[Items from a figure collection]

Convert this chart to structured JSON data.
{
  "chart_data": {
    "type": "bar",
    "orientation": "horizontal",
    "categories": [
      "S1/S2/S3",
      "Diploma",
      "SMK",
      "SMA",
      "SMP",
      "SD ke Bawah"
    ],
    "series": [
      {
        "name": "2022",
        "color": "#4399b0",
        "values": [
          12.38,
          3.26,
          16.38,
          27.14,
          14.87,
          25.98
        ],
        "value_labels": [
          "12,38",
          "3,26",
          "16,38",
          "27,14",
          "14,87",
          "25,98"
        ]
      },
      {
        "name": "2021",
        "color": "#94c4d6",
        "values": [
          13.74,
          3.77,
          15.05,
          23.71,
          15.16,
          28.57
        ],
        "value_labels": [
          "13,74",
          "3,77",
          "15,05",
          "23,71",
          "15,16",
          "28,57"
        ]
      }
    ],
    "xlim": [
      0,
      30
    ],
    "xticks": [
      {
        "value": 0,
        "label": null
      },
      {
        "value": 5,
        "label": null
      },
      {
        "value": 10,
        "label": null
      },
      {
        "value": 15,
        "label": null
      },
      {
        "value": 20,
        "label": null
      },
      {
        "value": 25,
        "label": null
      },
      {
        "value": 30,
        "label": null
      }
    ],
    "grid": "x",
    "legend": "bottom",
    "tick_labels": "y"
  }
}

Problem to work on: The entries above must be returned exactly.

Completed task:
Convert this chart to structured JSON data.
{
  "chart_data": {
    "type": "bar",
    "orientation": "horizontal",
    "categories": [
      "S1/S2/S3",
      "Diploma",
      "SMK",
      "SMA",
      "SMP",
      "SD ke Bawah"
    ],
    "series": [
      {
        "name": "2022",
        "color": "#4399b0",
        "values": [
          12.38,
          3.26,
          16.38,
          27.14,
          14.87,
          25.98
        ],
        "value_labels": [
          "12,38",
          "3,26",
          "16,38",
          "27,14",
          "14,87",
          "25,98"
        ]
      },
      {
        "name": "2021",
        "color": "#94c4d6",
        "values": [
          13.74,
          3.77,
          15.05,
          23.71,
          15.16,
          28.57
        ],
        "value_labels": [
          "13,74",
          "3,77",
          "15,05",
          "23,71",
          "15,16",
          "28,57"
        ]
      }
    ],
    "xlim": [
      0,
      30
    ],
    "xticks": [
      {
        "value": 0,
        "label": null
      },
      {
        "value": 5,
        "label": null
      },
      {
        "value": 10,
        "label": null
      },
      {
        "value": 15,
        "label": null
      },
      {
        "value": 20,
        "label": null
      },
      {
        "value": 25,
        "label": null
      },
      {
        "value": 30,
        "label": null
      }
    ],
    "grid": "x",
    "legend": "bottom",
    "tick_labels": "y"
  }
}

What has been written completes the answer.